# Problem requirements:
Omit every picture while repeating the entries exactly.

# Excerpted data:
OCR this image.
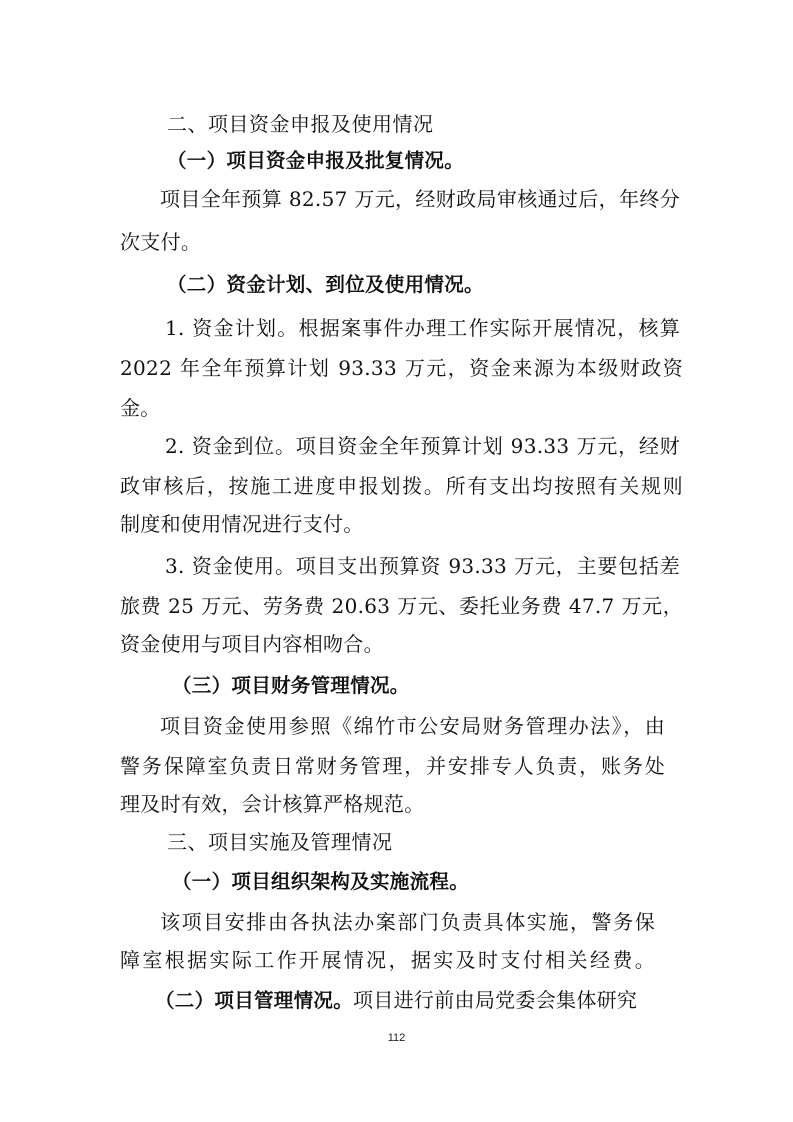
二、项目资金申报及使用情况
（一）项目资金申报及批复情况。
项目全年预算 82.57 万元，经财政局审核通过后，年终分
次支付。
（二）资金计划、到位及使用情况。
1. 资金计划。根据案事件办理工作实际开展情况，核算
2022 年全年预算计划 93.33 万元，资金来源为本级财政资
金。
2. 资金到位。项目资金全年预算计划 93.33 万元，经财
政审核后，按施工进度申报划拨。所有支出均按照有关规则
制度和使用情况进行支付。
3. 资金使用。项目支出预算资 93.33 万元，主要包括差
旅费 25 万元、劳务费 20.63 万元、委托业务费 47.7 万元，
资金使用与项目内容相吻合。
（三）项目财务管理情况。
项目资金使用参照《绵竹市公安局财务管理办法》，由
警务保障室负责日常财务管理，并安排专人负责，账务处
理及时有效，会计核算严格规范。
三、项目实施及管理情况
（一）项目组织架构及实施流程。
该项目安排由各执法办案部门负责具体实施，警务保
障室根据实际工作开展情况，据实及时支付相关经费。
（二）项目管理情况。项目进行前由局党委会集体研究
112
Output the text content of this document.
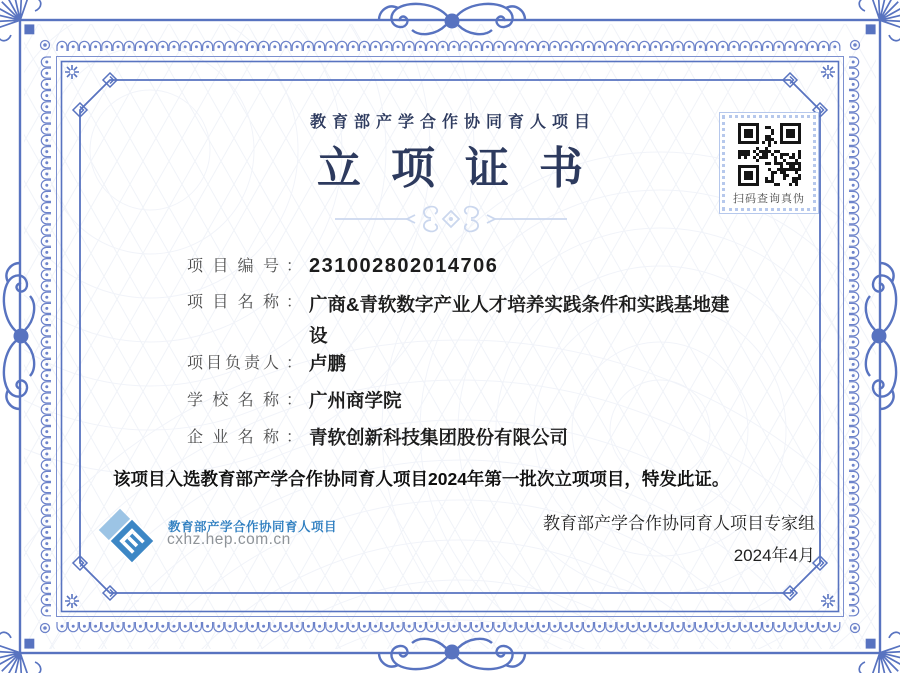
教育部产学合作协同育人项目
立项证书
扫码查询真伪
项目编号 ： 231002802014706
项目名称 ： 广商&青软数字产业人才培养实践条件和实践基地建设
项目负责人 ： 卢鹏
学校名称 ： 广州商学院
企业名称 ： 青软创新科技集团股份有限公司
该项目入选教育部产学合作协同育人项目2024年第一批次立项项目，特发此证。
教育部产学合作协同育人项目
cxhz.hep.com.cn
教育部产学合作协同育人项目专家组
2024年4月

# Solved problem:
OCR this image.
二、项目资金申报及使用情况
（一）项目资金申报及批复情况。
项目全年预算 82.57 万元，经财政局审核通过后，年终分
次支付。
（二）资金计划、到位及使用情况。
1. 资金计划。根据案事件办理工作实际开展情况，核算
2022 年全年预算计划 93.33 万元，资金来源为本级财政资
金。
2. 资金到位。项目资金全年预算计划 93.33 万元，经财
政审核后，按施工进度申报划拨。所有支出均按照有关规则
制度和使用情况进行支付。
3. 资金使用。项目支出预算资 93.33 万元，主要包括差
旅费 25 万元、劳务费 20.63 万元、委托业务费 47.7 万元，
资金使用与项目内容相吻合。
（三）项目财务管理情况。
项目资金使用参照《绵竹市公安局财务管理办法》，由
警务保障室负责日常财务管理，并安排专人负责，账务处
理及时有效，会计核算严格规范。
三、项目实施及管理情况
（一）项目组织架构及实施流程。
该项目安排由各执法办案部门负责具体实施，警务保
障室根据实际工作开展情况，据实及时支付相关经费。
（二）项目管理情况。项目进行前由局党委会集体研究
112
Output the text content of this document.
教育部产学合作协同育人项目
立项证书
扫码查询真伪
项目编号 ： 231002802014706
项目名称 ： 广商&青软数字产业人才培养实践条件和实践基地建设
项目负责人 ： 卢鹏
学校名称 ： 广州商学院
企业名称 ： 青软创新科技集团股份有限公司
该项目入选教育部产学合作协同育人项目2024年第一批次立项项目，特发此证。
教育部产学合作协同育人项目
cxhz.hep.com.cn
教育部产学合作协同育人项目专家组
2024年4月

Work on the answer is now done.